Collected data:
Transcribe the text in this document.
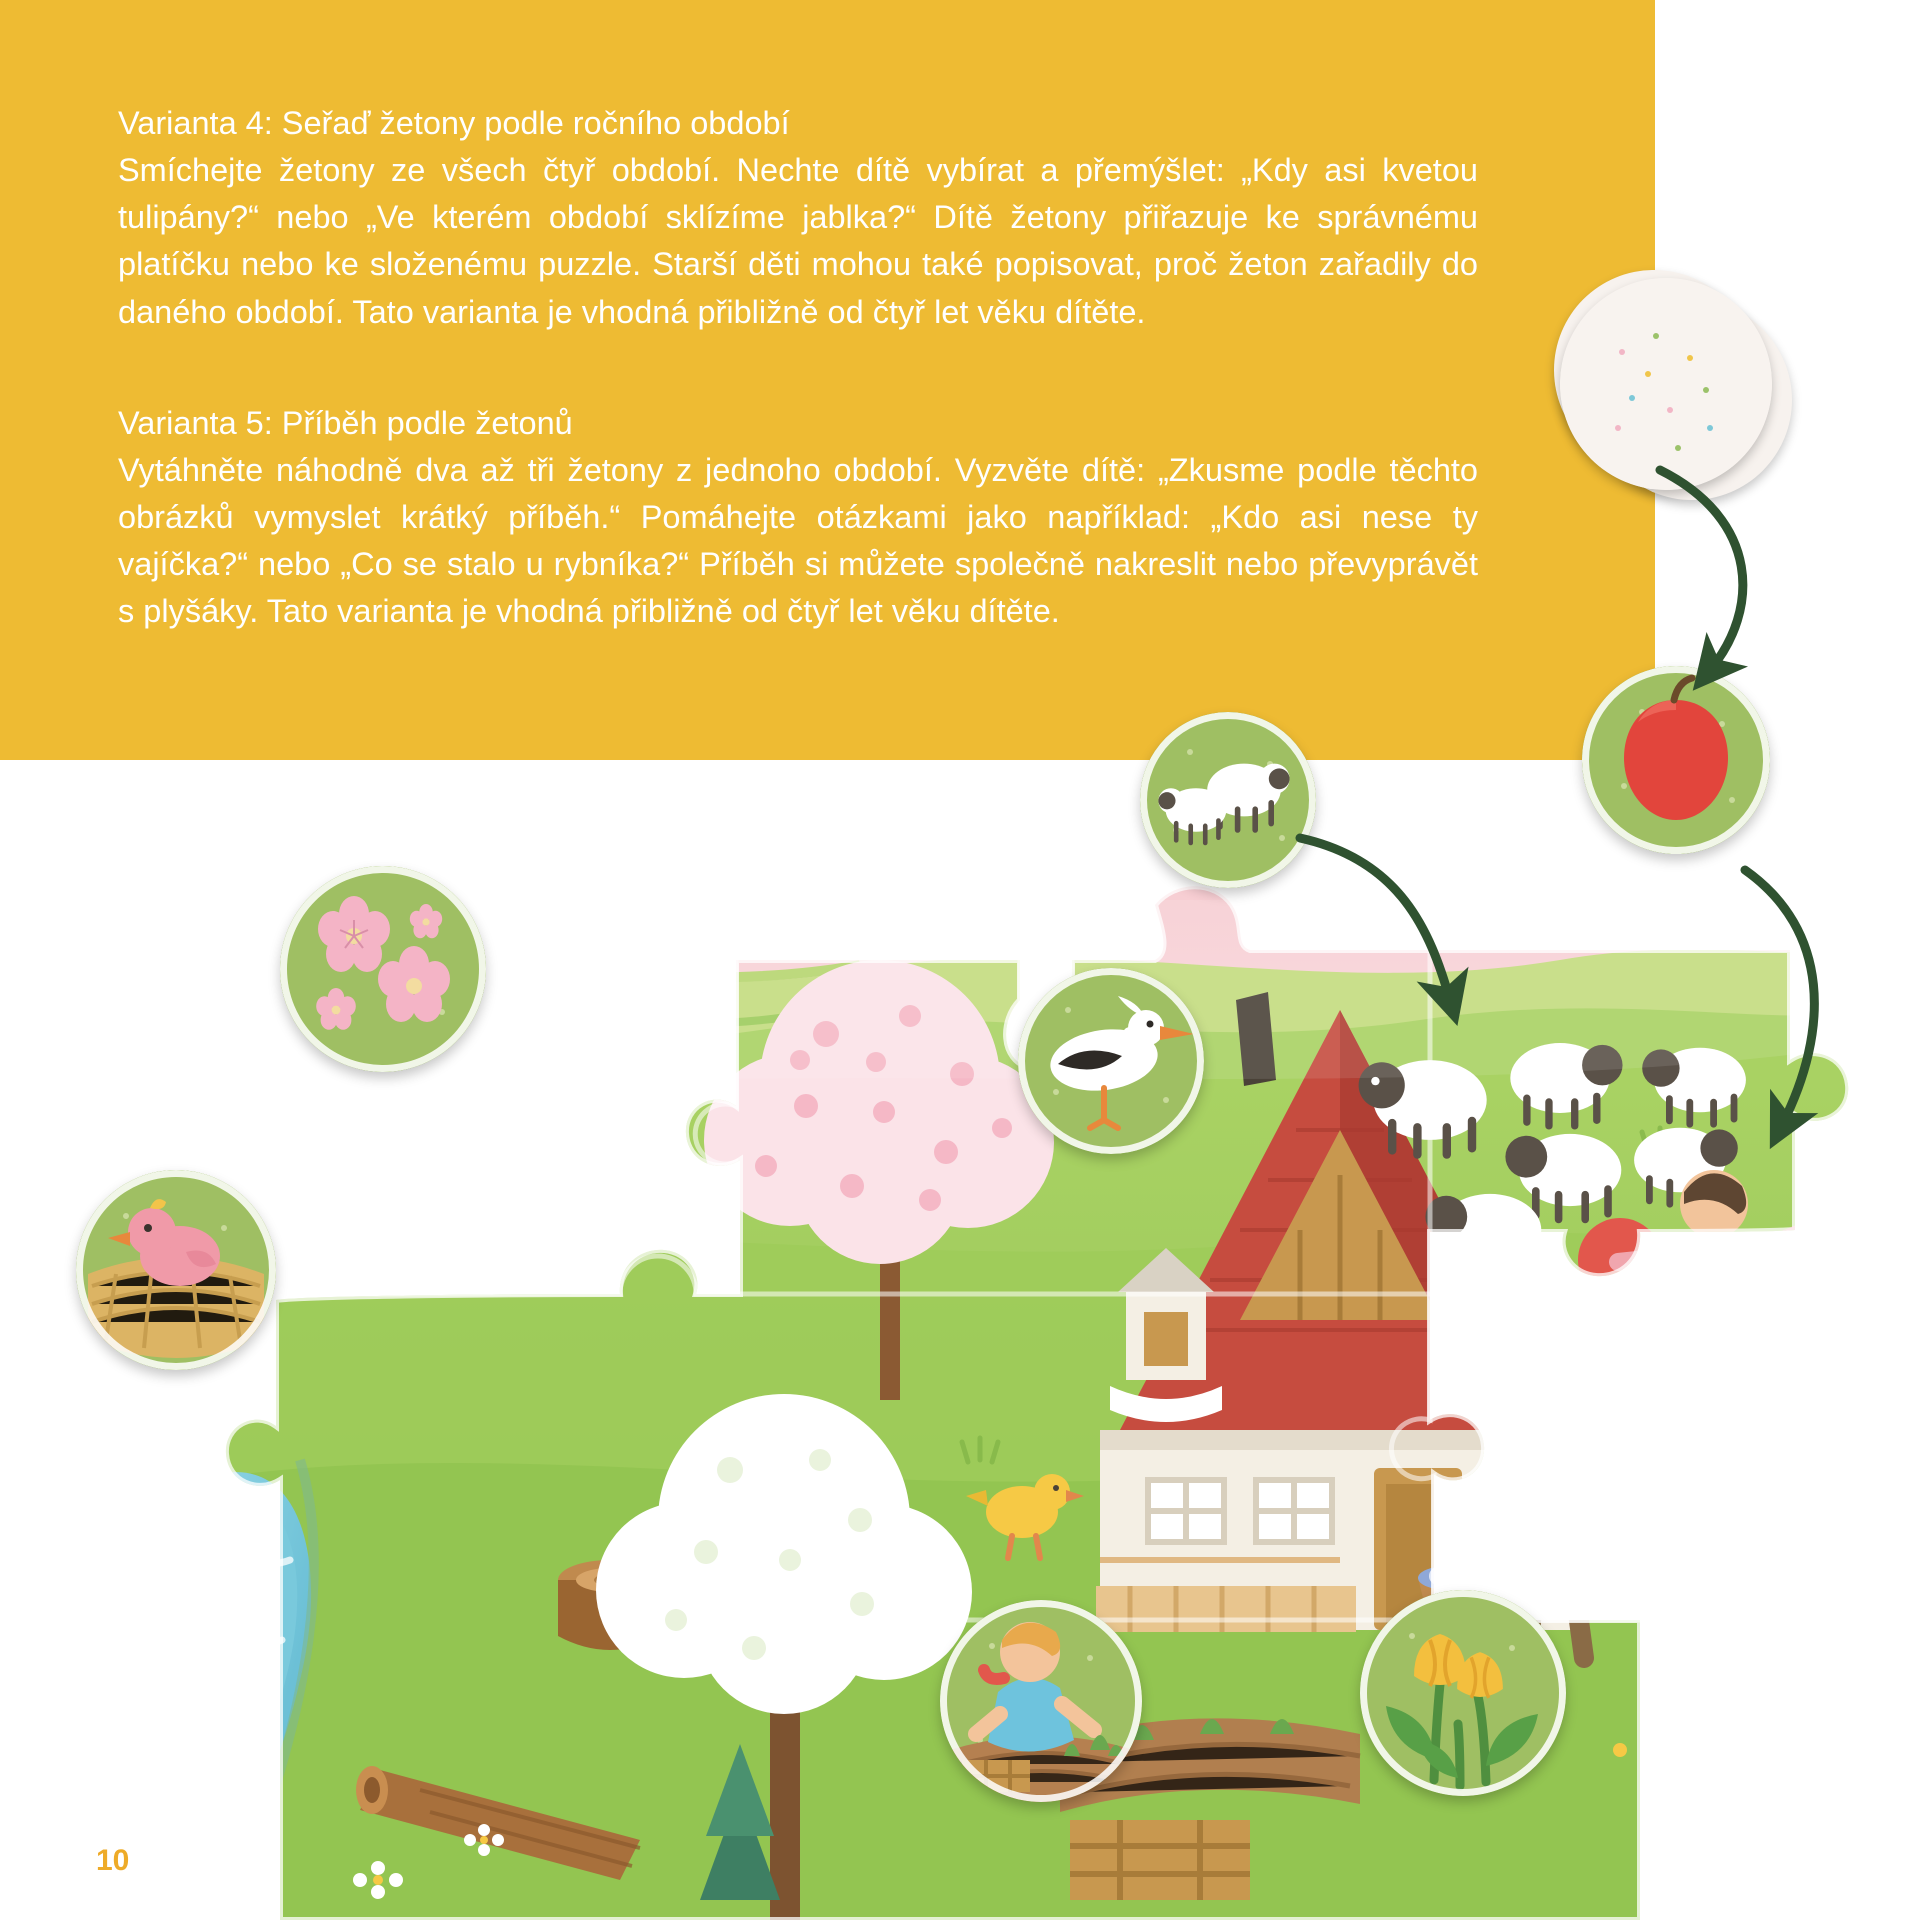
Varianta 4: Seřaď žetony podle ročního období
Smíchejte žetony ze všech čtyř období. Nechte dítě vybírat a přemýšlet: „Kdy asi kvetou tulipány?“ nebo „Ve kterém období sklízíme jablka?“ Dítě žetony přiřazuje ke správnému platíčku nebo ke složenému puzzle. Starší děti mohou také popisovat, proč žeton zařadily do daného období. Tato varianta je vhodná přibližně od čtyř let věku dítěte.
Varianta 5: Příběh podle žetonů
Vytáhněte náhodně dva až tři žetony z jednoho období. Vyzvěte dítě: „Zkusme podle těchto obrázků vymyslet krátký příběh.“ Pomáhejte otázkami jako například: „Kdo asi nese ty vajíčka?“ nebo „Co se stalo u rybníka?“ Příběh si můžete společně nakreslit nebo převyprávět s plyšáky. Tato varianta je vhodná přibližně od čtyř let věku dítěte.
10
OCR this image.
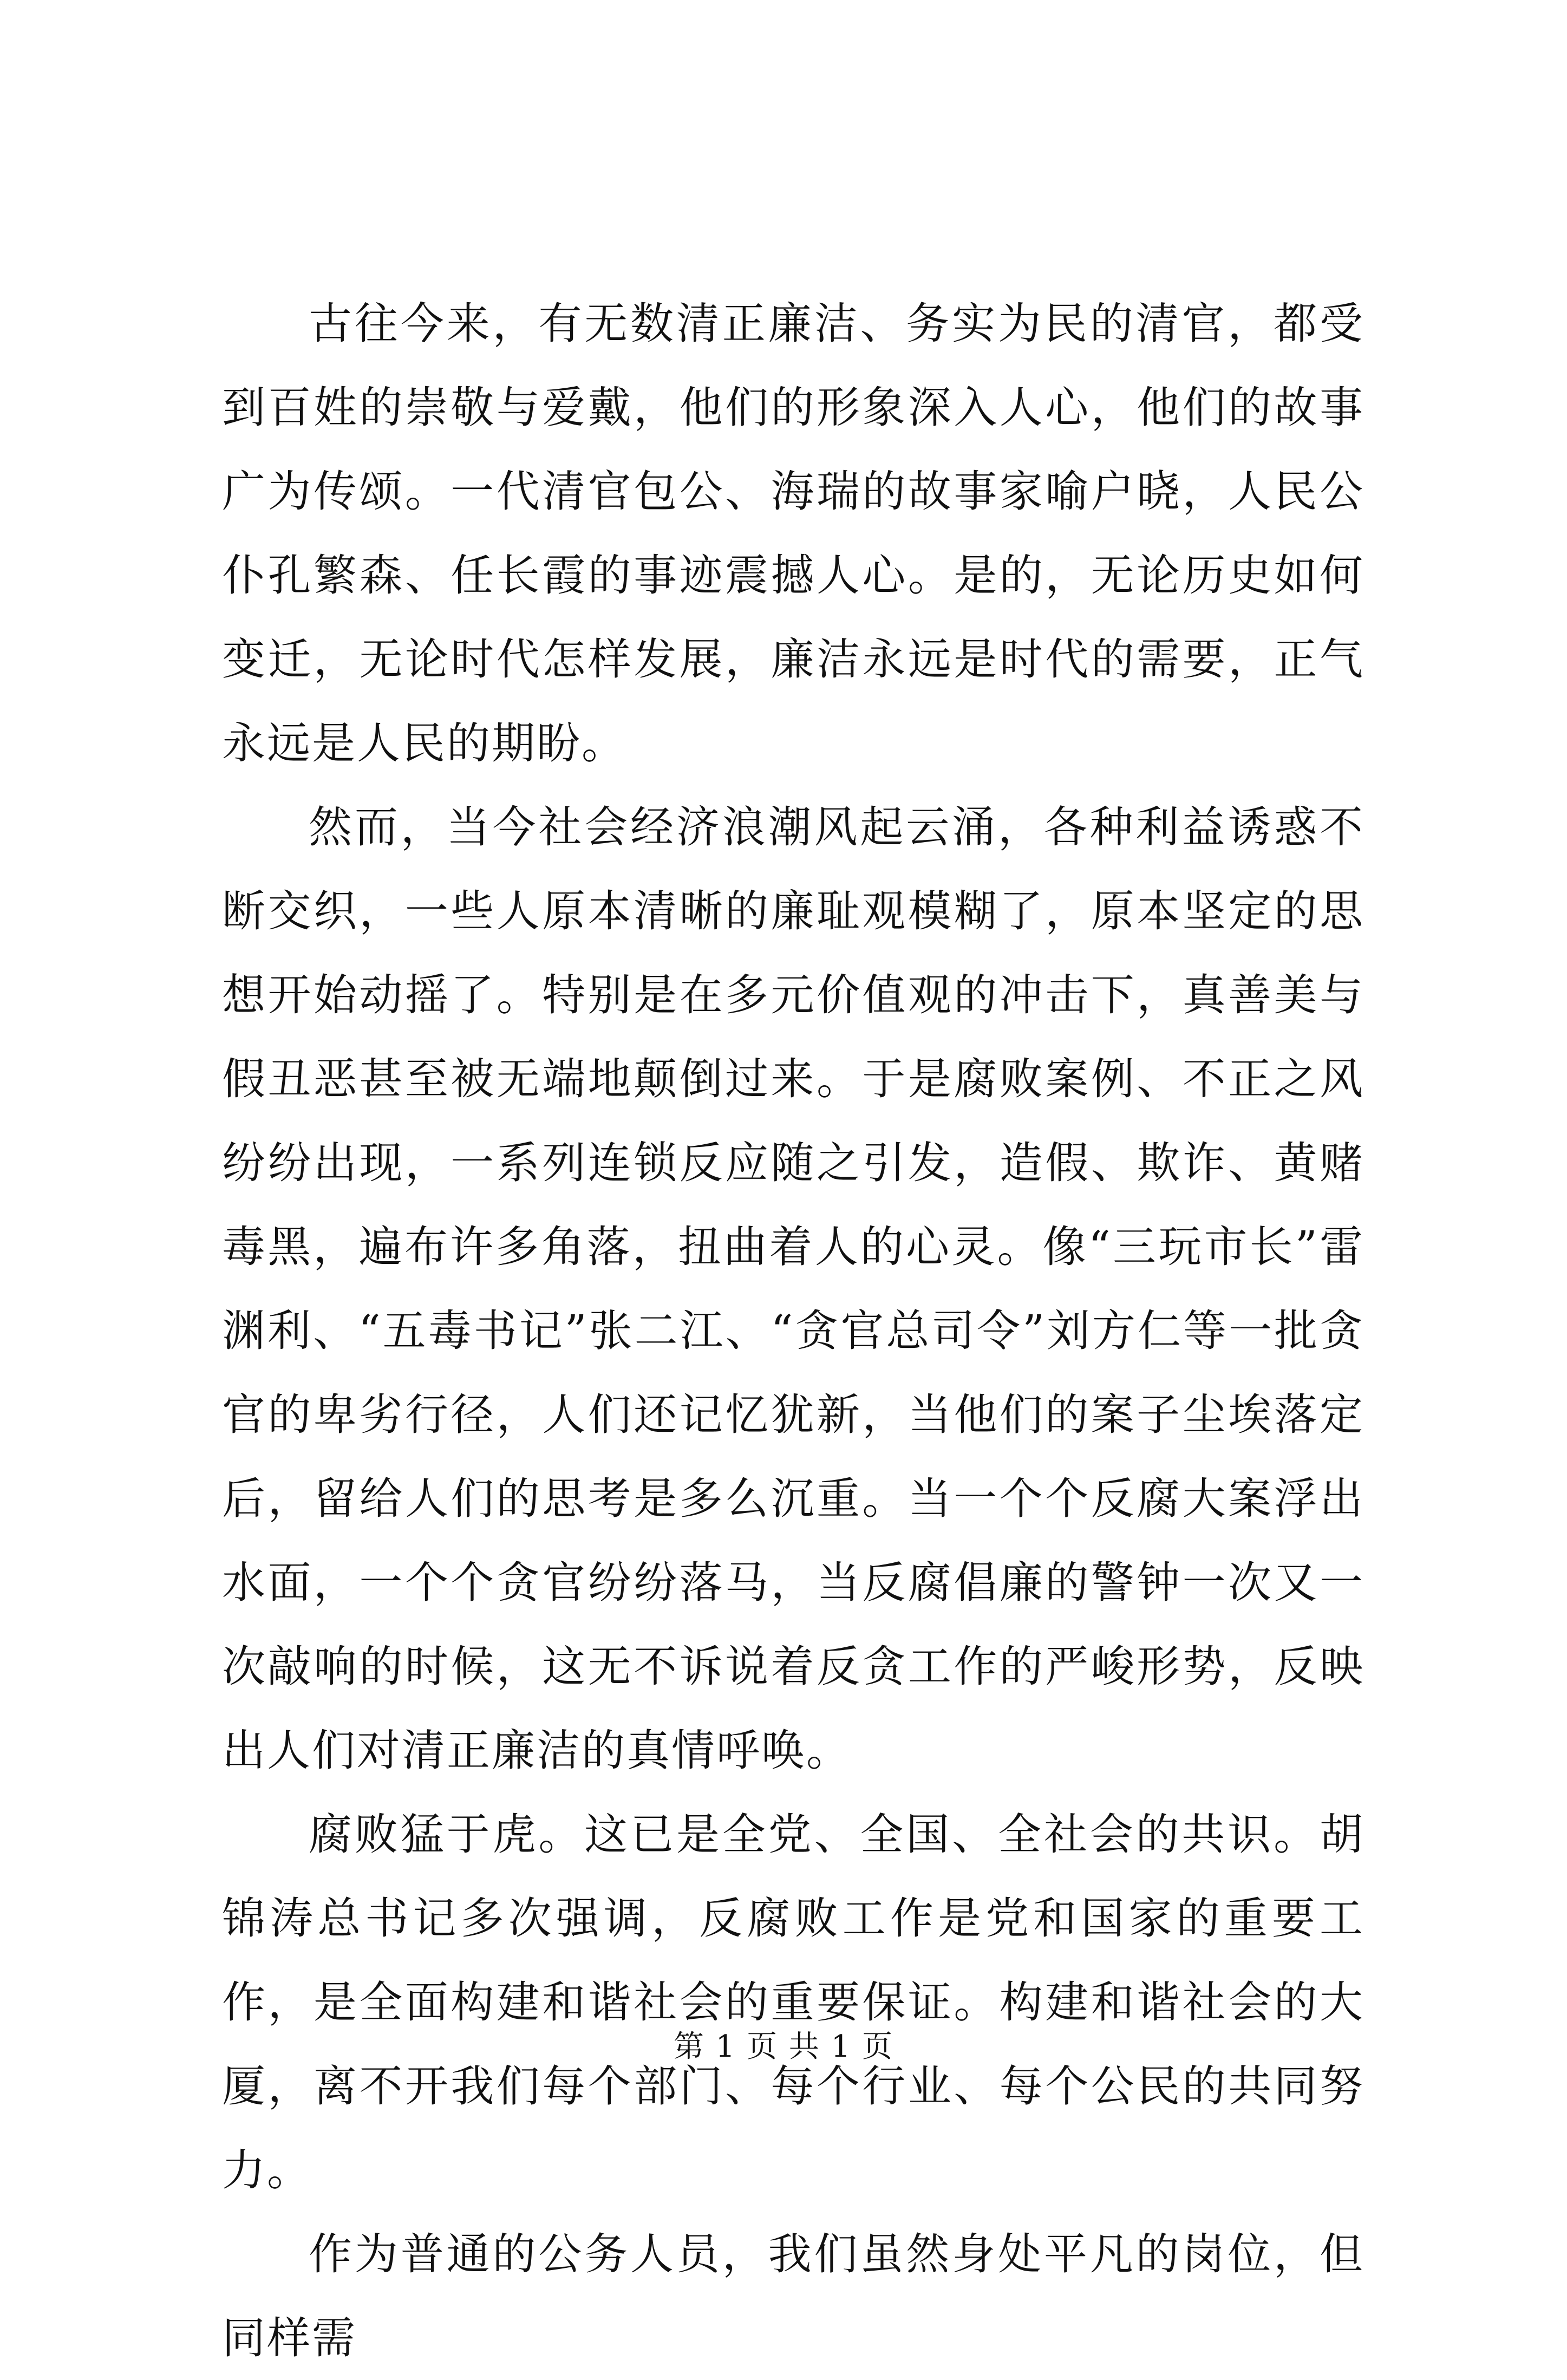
古往今来，有无数清正廉洁、务实为民的清官，都受到百姓的崇敬与爱戴，他们的形象深入人心，他们的故事广为传颂。一代清官包公、海瑞的故事家喻户晓，人民公仆孔繁森、任长霞的事迹震撼人心。是的，无论历史如何变迁，无论时代怎样发展，廉洁永远是时代的需要，正气永远是人民的期盼。

然而，当今社会经济浪潮风起云涌，各种利益诱惑不断交织，一些人原本清晰的廉耻观模糊了，原本坚定的思想开始动摇了。特别是在多元价值观的冲击下，真善美与假丑恶甚至被无端地颠倒过来。于是腐败案例、不正之风纷纷出现，一系列连锁反应随之引发，造假、欺诈、黄赌毒黑，遍布许多角落，扭曲着人的心灵。像“三玩市长”雷渊利、“五毒书记”张二江、“贪官总司令”刘方仁等一批贪官的卑劣行径，人们还记忆犹新，当他们的案子尘埃落定后，留给人们的思考是多么沉重。当一个个反腐大案浮出水面，一个个贪官纷纷落马，当反腐倡廉的警钟一次又一次敲响的时候，这无不诉说着反贪工作的严峻形势，反映出人们对清正廉洁的真情呼唤。

腐败猛于虎。这已是全党、全国、全社会的共识。胡锦涛总书记多次强调，反腐败工作是党和国家的重要工作，是全面构建和谐社会的重要保证。构建和谐社会的大厦，离不开我们每个部门、每个行业、每个公民的共同努力。

作为普通的公务人员，我们虽然身处平凡的岗位，但同样需

第 1 页 共 1 页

WHAT IS BEING ASKED:
From the listing above, copy all lines holding the word "Příběh".

FULL OUTPUT:
Varianta 5: Příběh podle žetonů
Vytáhněte náhodně dva až tři žetony z jednoho období. Vyzvěte dítě: „Zkusme podle těchto obrázků vymyslet krátký příběh.“ Pomáhejte otázkami jako například: „Kdo asi nese ty vajíčka?“ nebo „Co se stalo u rybníka?“ Příběh si můžete společně nakreslit nebo převyprávět s plyšáky. Tato varianta je vhodná přibližně od čtyř let věku dítěte.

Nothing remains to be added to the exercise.